* [Brief]:
Across the entries below, how many lines contain the string "label"? Give only the count.

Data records
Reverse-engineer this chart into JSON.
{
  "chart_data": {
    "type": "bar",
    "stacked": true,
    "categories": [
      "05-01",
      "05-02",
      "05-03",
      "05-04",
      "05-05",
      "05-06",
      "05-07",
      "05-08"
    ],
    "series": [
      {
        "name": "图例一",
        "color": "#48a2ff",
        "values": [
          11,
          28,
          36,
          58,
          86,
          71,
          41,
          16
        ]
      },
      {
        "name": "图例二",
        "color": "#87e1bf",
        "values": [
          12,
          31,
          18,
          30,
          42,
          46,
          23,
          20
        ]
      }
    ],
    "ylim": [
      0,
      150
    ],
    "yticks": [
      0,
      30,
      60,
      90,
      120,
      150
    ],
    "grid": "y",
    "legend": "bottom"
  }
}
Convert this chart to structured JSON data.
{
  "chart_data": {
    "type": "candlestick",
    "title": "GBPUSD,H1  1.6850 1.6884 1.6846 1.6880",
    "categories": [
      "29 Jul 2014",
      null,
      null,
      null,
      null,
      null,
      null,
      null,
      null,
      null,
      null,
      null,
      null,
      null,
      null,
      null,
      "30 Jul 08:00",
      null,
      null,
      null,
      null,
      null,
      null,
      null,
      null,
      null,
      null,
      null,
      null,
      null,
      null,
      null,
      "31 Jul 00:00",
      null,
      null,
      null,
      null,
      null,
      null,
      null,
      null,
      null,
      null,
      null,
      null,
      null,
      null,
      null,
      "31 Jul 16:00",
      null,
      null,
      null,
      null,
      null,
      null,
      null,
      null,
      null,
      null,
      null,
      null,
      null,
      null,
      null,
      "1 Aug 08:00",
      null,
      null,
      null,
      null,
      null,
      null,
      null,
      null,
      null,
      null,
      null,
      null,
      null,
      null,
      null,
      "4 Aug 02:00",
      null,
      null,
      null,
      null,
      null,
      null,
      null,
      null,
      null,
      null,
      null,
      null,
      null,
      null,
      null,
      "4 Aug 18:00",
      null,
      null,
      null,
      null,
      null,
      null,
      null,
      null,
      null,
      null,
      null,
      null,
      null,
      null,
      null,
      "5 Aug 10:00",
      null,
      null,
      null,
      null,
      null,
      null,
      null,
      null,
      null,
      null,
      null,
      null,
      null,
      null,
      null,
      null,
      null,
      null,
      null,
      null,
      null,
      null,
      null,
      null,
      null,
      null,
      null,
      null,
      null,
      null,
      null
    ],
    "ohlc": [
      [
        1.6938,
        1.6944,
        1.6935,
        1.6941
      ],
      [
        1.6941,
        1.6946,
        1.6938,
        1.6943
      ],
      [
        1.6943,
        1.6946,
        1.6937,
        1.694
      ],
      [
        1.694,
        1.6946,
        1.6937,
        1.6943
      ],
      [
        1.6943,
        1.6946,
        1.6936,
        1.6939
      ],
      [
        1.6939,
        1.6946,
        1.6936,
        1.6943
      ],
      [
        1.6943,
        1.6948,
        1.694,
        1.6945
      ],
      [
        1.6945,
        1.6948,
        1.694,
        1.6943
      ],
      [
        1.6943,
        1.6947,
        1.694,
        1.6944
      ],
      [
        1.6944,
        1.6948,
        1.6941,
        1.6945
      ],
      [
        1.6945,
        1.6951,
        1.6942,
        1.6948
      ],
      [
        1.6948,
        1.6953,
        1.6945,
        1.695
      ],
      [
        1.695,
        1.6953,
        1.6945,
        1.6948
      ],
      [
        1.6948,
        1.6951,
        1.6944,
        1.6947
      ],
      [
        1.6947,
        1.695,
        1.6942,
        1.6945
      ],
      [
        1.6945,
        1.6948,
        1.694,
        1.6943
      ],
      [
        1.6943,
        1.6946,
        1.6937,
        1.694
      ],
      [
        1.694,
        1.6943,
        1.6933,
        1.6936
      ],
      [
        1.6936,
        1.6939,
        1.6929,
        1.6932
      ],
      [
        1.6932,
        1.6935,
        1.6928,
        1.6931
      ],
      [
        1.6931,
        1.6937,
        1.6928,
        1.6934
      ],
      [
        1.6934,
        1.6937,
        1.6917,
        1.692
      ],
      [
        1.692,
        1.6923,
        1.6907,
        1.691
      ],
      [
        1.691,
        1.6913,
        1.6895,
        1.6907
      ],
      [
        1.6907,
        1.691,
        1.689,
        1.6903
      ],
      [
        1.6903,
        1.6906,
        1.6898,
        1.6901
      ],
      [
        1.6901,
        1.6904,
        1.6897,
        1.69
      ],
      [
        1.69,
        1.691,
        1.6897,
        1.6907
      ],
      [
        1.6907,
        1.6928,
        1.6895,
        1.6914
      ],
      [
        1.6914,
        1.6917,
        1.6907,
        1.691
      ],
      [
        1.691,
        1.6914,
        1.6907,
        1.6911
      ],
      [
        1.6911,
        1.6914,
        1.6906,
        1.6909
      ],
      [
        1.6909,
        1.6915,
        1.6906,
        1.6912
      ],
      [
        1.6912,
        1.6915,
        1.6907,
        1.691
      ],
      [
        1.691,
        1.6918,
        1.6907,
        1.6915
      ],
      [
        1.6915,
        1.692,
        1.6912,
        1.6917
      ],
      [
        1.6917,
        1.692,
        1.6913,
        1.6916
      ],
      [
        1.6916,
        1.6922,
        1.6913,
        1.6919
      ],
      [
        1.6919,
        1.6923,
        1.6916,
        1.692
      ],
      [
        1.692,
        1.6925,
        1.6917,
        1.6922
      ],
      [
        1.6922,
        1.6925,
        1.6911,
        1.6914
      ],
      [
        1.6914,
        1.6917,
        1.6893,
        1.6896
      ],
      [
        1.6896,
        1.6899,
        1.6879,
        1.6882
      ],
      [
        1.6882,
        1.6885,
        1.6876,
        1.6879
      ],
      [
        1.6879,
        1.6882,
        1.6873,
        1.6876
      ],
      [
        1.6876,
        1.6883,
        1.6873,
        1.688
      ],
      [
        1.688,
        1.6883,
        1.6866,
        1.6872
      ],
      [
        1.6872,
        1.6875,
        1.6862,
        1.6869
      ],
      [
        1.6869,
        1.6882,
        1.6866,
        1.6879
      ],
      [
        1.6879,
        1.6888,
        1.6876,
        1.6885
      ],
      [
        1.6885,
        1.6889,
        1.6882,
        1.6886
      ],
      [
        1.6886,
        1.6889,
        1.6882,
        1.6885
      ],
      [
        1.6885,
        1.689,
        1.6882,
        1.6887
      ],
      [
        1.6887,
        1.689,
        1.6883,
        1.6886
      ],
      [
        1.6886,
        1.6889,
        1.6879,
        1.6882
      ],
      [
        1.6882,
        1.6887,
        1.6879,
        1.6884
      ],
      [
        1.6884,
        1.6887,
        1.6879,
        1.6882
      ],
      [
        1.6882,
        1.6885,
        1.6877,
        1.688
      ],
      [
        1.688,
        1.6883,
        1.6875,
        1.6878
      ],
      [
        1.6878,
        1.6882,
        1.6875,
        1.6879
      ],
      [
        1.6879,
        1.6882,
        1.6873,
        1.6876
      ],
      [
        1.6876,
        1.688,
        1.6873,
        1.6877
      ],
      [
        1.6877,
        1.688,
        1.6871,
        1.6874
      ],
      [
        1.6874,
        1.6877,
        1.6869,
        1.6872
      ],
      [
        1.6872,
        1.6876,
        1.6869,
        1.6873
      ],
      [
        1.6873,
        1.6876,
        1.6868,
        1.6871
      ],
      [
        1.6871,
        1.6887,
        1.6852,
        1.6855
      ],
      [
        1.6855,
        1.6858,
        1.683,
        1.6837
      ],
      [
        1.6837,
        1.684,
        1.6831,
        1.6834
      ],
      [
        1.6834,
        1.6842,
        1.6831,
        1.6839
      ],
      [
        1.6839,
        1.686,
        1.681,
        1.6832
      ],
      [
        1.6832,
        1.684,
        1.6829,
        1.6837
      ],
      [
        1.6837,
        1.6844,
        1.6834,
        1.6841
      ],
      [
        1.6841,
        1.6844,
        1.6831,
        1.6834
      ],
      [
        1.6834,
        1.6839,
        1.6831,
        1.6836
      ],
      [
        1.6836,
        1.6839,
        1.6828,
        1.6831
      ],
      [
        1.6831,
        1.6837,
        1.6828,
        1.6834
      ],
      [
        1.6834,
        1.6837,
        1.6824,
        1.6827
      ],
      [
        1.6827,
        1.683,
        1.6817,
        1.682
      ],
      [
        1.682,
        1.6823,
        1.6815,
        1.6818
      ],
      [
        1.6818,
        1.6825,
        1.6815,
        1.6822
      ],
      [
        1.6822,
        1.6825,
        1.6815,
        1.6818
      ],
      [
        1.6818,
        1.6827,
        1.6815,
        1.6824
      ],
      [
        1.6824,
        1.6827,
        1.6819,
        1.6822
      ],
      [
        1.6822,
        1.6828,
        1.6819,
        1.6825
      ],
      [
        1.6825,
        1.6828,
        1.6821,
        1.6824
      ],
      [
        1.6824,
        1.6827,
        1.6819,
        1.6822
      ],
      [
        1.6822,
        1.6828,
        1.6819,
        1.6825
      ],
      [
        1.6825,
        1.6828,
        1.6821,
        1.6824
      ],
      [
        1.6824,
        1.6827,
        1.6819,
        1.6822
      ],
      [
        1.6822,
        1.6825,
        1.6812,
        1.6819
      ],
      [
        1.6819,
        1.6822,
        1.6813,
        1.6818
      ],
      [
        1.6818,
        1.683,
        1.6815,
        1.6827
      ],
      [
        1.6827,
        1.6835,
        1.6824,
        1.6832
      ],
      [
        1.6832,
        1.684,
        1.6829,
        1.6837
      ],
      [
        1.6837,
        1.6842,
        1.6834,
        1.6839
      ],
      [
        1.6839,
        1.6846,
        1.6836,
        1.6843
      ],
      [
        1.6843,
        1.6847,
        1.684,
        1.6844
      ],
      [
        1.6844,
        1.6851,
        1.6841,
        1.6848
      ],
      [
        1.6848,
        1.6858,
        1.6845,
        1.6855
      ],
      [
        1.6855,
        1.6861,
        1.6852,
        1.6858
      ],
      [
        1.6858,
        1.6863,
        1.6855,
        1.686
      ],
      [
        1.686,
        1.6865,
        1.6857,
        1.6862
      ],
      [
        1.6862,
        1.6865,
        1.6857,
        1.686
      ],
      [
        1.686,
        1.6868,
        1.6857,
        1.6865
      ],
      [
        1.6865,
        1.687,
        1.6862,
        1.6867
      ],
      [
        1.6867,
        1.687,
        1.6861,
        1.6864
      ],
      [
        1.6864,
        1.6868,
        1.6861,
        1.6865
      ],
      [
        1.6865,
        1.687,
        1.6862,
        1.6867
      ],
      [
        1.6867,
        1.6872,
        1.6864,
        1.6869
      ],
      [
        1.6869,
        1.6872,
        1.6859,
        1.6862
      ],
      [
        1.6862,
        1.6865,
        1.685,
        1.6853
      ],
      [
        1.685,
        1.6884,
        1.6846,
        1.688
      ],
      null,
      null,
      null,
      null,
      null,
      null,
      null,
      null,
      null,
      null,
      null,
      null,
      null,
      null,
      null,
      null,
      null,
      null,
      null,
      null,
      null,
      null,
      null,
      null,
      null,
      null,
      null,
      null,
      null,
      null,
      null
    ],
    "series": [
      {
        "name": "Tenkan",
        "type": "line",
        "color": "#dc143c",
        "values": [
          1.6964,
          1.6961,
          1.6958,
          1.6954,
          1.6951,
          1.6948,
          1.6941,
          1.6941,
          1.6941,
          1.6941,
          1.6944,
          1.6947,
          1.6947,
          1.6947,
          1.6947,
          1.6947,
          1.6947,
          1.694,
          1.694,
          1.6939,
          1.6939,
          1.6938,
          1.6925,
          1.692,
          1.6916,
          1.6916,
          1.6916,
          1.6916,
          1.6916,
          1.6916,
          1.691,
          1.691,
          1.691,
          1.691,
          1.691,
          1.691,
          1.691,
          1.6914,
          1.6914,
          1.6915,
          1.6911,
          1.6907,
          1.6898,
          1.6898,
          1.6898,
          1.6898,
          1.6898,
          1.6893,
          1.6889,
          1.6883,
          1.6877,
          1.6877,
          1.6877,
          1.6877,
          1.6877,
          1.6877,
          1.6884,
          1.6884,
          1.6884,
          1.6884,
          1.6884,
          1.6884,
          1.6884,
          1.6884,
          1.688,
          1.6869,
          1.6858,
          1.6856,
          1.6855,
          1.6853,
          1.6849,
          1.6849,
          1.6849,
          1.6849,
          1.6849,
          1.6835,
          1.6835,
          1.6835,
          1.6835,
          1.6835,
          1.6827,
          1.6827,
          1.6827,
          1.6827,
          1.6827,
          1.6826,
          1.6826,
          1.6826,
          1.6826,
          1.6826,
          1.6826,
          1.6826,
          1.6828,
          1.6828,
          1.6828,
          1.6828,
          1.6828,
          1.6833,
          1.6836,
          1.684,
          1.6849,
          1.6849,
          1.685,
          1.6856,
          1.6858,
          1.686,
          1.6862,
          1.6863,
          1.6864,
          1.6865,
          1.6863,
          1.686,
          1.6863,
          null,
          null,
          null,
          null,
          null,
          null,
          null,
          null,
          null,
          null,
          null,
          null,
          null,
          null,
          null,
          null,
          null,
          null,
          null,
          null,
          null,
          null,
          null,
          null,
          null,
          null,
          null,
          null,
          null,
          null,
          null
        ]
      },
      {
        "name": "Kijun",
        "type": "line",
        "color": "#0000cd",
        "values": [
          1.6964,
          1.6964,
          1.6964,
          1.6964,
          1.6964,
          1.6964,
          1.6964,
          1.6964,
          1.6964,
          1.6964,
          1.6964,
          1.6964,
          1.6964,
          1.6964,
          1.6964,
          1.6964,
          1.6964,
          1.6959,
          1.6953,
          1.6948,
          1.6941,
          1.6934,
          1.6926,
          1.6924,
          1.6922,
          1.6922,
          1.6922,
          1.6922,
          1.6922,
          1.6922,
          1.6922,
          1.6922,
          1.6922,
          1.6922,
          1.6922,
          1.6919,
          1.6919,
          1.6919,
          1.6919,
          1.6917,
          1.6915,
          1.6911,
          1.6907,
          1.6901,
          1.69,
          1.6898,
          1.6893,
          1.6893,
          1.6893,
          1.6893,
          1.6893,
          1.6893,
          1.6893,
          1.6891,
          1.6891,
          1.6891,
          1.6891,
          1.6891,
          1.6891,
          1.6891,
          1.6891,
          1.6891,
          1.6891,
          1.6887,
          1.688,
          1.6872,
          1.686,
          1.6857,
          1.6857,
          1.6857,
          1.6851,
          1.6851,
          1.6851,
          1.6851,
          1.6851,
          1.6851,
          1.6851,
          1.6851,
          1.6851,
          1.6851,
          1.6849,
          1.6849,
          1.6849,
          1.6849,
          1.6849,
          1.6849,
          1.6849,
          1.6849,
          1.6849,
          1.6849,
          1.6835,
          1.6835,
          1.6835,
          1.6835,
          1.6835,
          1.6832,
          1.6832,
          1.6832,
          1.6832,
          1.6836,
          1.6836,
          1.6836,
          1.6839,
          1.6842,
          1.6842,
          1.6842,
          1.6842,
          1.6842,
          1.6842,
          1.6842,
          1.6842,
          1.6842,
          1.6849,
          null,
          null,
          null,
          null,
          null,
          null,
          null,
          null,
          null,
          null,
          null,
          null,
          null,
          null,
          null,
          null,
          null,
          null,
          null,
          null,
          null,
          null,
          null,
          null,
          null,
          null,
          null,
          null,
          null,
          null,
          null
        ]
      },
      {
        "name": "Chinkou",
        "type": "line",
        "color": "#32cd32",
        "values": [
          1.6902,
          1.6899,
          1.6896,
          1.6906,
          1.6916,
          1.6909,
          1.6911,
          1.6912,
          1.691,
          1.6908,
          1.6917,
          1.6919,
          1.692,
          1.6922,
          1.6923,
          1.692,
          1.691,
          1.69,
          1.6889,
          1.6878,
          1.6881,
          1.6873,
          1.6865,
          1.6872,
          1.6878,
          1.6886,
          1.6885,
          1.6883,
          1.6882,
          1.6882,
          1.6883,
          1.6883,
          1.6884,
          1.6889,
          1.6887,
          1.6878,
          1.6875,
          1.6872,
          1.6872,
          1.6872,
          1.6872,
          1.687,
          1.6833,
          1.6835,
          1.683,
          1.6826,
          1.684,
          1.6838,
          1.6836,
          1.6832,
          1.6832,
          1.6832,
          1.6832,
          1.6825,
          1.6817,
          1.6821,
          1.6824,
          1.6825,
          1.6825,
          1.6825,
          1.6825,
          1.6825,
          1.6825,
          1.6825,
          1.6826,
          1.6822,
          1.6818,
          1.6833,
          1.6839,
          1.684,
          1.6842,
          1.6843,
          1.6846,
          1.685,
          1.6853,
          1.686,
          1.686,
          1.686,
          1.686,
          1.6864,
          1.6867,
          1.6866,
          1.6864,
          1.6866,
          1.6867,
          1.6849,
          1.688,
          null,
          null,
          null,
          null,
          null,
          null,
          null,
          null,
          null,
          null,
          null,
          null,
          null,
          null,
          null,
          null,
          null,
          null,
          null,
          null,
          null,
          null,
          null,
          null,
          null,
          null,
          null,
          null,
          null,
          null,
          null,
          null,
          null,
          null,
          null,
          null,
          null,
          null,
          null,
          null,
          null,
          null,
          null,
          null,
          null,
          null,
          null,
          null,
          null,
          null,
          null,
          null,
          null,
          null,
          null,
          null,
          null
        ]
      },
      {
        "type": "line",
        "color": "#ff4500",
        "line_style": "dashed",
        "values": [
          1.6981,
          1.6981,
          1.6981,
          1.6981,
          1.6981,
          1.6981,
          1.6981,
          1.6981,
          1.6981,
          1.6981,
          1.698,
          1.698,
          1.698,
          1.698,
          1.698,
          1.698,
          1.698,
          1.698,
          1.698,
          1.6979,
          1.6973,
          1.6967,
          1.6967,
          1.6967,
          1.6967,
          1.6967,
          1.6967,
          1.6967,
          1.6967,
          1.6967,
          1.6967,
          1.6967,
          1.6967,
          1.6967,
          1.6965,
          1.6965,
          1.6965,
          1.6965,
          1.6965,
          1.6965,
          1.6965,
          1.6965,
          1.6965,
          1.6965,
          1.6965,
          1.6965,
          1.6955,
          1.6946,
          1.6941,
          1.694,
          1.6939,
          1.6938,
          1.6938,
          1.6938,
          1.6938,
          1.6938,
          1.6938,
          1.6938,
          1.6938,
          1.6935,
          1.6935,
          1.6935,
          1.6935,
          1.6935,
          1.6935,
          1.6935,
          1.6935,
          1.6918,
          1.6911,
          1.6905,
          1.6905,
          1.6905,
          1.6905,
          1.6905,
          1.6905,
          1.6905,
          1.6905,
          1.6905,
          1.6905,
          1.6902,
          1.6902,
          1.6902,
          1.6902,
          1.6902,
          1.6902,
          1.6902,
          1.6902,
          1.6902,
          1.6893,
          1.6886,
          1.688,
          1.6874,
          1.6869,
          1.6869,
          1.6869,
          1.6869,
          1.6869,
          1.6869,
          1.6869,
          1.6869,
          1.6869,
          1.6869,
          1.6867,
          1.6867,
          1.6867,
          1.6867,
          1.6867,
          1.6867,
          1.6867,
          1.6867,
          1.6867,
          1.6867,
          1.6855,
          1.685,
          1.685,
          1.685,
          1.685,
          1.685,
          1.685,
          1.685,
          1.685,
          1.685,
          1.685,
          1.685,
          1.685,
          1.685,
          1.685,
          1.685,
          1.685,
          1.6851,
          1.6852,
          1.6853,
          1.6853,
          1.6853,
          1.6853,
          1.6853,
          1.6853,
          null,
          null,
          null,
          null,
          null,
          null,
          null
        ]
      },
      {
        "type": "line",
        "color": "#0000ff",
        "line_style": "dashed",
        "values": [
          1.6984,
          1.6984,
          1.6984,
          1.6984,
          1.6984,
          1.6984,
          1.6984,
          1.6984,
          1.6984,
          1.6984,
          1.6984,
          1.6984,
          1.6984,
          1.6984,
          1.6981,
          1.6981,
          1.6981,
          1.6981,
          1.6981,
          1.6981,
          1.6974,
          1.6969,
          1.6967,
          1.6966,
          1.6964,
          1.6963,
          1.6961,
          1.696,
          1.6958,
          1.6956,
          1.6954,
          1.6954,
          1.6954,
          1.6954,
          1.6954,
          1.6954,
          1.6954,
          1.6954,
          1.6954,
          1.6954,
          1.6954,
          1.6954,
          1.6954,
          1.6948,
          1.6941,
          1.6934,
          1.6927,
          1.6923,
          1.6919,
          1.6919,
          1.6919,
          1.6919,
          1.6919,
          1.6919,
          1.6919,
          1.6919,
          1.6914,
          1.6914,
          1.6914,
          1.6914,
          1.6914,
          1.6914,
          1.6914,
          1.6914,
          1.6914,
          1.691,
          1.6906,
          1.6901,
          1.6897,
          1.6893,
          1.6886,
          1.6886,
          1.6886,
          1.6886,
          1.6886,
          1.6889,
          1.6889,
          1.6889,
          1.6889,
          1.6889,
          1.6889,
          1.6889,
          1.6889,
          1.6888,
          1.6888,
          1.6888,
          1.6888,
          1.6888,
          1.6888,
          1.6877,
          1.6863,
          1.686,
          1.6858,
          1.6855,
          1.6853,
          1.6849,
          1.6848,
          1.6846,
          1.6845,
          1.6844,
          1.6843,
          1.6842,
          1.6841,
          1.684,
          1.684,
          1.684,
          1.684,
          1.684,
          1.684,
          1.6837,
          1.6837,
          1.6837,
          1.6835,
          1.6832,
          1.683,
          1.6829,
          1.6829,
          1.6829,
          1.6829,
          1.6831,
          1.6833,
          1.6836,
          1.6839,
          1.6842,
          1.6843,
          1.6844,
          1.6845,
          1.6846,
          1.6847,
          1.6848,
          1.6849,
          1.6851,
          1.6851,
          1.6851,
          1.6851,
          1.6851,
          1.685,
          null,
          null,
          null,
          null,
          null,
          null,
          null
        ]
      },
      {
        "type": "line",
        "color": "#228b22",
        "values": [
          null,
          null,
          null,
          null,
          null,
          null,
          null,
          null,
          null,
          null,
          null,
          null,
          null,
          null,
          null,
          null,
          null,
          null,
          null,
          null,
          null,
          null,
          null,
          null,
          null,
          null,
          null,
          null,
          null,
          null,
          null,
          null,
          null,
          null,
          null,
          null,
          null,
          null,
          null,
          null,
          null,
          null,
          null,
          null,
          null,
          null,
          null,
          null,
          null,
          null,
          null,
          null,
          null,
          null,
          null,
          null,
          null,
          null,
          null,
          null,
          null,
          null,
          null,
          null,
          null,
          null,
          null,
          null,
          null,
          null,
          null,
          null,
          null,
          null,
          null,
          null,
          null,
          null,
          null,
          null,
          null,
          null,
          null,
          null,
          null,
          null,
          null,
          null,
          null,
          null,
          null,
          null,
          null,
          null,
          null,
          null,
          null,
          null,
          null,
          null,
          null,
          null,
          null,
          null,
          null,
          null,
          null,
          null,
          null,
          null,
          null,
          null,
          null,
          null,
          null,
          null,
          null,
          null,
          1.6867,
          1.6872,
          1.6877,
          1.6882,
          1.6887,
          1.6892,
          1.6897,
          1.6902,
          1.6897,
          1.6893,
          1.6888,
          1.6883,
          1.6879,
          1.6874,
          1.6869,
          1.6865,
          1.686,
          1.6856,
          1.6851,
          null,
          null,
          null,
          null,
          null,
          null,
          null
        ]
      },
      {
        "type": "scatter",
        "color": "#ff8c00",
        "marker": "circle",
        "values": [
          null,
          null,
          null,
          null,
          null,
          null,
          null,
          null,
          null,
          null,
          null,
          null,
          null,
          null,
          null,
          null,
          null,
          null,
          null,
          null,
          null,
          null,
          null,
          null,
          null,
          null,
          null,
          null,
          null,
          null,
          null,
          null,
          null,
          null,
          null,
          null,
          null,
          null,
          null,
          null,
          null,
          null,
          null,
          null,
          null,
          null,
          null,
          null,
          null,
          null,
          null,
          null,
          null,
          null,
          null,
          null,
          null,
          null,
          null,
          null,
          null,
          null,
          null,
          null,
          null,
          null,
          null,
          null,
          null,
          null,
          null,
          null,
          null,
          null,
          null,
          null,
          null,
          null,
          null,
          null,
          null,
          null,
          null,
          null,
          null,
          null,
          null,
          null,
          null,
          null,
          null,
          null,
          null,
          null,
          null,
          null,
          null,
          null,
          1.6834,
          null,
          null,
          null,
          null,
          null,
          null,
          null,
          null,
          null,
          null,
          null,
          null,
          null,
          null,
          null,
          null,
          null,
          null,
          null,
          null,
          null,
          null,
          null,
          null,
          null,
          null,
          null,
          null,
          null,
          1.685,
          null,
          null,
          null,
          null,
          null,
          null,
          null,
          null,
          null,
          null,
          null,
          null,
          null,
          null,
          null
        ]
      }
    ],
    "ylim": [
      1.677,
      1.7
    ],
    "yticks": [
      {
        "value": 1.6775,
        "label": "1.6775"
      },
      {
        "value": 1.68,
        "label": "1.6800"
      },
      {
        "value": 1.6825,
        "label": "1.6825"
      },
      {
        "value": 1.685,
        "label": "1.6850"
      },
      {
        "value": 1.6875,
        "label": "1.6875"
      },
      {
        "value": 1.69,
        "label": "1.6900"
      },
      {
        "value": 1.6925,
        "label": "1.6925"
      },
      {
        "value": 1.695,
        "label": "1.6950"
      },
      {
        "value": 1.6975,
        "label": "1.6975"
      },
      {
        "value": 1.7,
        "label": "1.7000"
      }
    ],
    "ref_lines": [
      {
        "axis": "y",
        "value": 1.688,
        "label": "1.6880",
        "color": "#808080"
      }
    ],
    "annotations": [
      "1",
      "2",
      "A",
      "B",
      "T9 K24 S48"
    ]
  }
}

* [Output below]:
11